— start EXERCISE MATERIALS —

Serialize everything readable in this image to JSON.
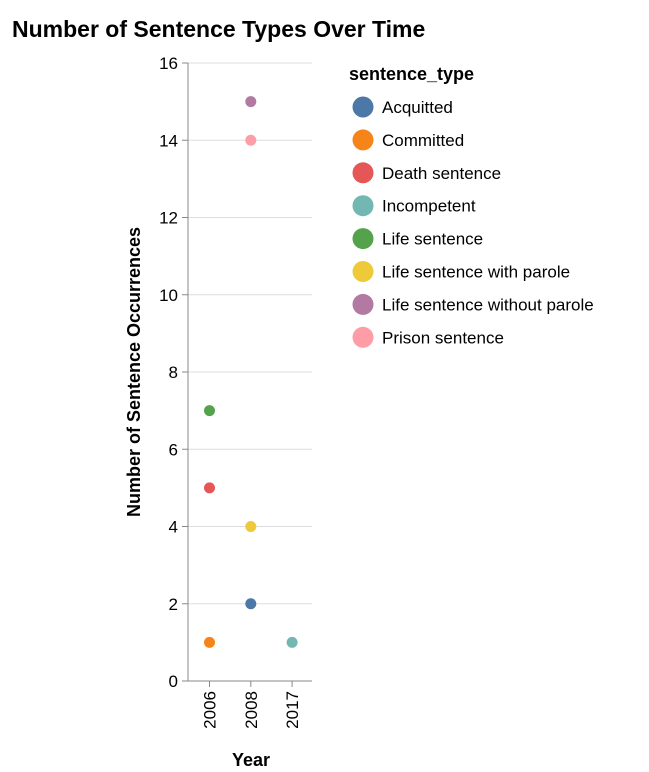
{
  "chart_data": {
    "type": "scatter",
    "title": "Number of Sentence Types Over Time",
    "xlabel": "Year",
    "ylabel": "Number of Sentence Occurrences",
    "x_categories": [
      "2006",
      "2008",
      "2017"
    ],
    "ylim": [
      0,
      16
    ],
    "y_ticks": [
      0,
      2,
      4,
      6,
      8,
      10,
      12,
      14,
      16
    ],
    "grid": true,
    "legend": {
      "title": "sentence_type",
      "placement": "right",
      "entries": [
        {
          "name": "Acquitted",
          "color": "#4c78a8"
        },
        {
          "name": "Committed",
          "color": "#f58518"
        },
        {
          "name": "Death sentence",
          "color": "#e45756"
        },
        {
          "name": "Incompetent",
          "color": "#72b7b2"
        },
        {
          "name": "Life sentence",
          "color": "#54a24b"
        },
        {
          "name": "Life sentence with parole",
          "color": "#eeca3b"
        },
        {
          "name": "Life sentence without parole",
          "color": "#b279a2"
        },
        {
          "name": "Prison sentence",
          "color": "#ff9da6"
        }
      ]
    },
    "points": [
      {
        "x": "2006",
        "y": 1,
        "series": "Committed"
      },
      {
        "x": "2006",
        "y": 5,
        "series": "Death sentence"
      },
      {
        "x": "2006",
        "y": 7,
        "series": "Life sentence"
      },
      {
        "x": "2008",
        "y": 2,
        "series": "Acquitted"
      },
      {
        "x": "2008",
        "y": 4,
        "series": "Life sentence with parole"
      },
      {
        "x": "2008",
        "y": 14,
        "series": "Prison sentence"
      },
      {
        "x": "2008",
        "y": 15,
        "series": "Life sentence without parole"
      },
      {
        "x": "2017",
        "y": 1,
        "series": "Incompetent"
      }
    ]
  }
}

— end EXERCISE MATERIALS —

From the records above, report the count of lines containing "parole" and nothing more.

4